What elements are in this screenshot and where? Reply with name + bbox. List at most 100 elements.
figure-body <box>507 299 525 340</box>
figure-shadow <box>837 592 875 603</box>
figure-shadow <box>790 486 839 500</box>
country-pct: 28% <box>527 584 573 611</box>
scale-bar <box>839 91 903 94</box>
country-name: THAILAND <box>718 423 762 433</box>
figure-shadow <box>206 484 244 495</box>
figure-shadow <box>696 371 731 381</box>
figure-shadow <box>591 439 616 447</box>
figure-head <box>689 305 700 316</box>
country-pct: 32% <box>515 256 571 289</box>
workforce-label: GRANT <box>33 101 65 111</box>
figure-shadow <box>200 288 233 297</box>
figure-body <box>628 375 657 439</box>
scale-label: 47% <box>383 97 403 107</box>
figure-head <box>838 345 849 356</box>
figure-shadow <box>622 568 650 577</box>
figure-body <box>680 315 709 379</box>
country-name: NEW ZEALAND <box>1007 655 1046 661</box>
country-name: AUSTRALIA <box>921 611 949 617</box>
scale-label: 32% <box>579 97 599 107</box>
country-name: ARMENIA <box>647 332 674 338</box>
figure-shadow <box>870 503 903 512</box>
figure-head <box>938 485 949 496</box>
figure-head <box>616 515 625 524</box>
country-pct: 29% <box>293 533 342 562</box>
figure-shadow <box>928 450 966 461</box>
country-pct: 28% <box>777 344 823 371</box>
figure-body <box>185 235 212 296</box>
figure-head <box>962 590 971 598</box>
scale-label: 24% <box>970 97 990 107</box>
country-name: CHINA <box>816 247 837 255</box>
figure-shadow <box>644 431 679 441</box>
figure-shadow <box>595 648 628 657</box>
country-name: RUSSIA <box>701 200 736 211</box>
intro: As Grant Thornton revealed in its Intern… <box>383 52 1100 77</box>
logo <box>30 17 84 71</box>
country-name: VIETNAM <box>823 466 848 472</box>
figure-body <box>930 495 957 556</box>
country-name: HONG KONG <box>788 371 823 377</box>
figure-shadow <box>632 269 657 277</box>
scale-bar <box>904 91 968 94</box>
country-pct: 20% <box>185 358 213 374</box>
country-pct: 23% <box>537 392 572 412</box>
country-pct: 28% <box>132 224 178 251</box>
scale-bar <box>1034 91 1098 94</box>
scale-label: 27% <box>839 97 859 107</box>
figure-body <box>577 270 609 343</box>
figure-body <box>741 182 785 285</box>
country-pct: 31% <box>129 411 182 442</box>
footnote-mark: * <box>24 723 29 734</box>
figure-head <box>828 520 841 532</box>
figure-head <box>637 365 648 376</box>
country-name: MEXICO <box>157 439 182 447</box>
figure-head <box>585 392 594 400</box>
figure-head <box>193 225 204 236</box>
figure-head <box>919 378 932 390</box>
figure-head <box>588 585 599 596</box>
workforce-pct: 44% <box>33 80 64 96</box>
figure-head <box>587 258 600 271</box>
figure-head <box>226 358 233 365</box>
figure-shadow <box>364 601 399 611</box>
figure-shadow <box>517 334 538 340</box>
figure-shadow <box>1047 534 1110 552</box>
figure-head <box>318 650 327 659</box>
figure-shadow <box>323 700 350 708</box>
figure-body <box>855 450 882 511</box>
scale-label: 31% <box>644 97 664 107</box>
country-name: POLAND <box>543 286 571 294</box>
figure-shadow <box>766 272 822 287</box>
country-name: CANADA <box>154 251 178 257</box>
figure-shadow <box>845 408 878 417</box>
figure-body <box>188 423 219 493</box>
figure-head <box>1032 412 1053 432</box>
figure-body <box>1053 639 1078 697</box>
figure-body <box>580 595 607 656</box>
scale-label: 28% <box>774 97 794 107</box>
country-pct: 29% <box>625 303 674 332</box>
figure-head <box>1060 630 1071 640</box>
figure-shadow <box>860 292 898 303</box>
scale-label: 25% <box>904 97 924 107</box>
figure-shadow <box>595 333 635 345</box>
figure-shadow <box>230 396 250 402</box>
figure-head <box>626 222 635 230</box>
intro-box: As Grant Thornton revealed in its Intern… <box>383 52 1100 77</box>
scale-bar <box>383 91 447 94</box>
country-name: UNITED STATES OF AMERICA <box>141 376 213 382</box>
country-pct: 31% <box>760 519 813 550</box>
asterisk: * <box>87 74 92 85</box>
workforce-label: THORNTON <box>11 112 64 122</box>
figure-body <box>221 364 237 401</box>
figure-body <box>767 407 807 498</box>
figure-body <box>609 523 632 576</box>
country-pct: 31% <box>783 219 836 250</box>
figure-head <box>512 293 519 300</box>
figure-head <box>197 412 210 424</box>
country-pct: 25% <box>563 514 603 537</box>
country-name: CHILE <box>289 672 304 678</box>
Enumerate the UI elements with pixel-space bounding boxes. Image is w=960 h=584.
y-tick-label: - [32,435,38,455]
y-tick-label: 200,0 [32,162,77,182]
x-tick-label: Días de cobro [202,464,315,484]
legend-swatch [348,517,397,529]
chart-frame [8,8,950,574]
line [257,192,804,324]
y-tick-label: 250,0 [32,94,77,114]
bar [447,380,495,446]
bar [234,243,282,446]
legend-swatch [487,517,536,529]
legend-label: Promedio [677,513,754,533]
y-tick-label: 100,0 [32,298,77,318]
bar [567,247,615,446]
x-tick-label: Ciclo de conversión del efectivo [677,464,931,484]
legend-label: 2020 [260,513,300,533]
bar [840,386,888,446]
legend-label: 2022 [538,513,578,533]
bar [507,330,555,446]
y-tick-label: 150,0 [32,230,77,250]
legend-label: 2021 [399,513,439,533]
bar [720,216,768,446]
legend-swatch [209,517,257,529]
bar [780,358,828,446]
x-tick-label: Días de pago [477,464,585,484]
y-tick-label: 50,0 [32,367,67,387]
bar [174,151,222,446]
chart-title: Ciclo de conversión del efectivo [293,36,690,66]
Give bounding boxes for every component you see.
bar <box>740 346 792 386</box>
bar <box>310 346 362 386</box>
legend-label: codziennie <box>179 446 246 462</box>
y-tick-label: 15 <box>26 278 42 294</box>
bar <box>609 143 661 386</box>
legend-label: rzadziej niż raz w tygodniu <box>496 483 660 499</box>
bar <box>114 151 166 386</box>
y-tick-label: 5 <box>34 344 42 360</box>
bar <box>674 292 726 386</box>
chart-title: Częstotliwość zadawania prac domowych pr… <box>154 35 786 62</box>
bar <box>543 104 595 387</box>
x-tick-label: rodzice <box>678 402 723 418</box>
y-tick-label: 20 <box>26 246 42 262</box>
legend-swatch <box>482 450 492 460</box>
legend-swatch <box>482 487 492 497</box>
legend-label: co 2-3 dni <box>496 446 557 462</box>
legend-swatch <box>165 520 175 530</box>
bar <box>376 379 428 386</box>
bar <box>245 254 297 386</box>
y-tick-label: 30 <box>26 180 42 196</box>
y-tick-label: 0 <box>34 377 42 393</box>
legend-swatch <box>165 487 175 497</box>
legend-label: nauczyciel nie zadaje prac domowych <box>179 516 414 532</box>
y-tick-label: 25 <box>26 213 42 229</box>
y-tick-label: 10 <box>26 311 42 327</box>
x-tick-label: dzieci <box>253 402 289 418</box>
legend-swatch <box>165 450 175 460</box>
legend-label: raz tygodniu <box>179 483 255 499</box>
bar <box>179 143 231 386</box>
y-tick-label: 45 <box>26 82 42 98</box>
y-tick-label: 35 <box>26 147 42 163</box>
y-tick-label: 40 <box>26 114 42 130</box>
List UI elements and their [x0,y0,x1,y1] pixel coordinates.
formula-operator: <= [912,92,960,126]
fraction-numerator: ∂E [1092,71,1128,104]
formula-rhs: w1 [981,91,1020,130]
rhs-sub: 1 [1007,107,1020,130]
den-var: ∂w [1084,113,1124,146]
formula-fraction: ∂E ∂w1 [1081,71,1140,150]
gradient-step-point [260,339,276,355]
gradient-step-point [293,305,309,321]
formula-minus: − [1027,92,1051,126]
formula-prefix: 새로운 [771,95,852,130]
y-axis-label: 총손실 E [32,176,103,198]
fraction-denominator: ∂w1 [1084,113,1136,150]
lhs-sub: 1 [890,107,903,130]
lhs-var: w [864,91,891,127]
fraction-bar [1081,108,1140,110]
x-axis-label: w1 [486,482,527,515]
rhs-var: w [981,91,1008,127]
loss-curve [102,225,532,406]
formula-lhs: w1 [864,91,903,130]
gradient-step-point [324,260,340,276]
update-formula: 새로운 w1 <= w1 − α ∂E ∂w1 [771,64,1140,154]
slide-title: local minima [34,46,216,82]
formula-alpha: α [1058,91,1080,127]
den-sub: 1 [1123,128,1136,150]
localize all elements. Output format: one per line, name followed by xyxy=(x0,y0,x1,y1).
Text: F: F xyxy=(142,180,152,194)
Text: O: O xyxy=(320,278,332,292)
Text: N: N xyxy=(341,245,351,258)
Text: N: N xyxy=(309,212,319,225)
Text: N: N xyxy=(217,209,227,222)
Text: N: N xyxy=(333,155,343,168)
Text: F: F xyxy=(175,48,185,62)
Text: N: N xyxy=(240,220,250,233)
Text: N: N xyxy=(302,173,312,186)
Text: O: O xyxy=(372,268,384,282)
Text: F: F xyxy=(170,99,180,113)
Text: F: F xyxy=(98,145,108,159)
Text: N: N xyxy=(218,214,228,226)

| WHAT IS BEING ASKED |
Pick out each line of the listing above that contains the string "Ciclo" and copy it in full. Letter case counts.

| EXERCISE SOLUTION |
x-tick-label: Ciclo de conversión del efectivo [677,464,931,484]
chart-title: Ciclo de conversión del efectivo [293,36,690,66]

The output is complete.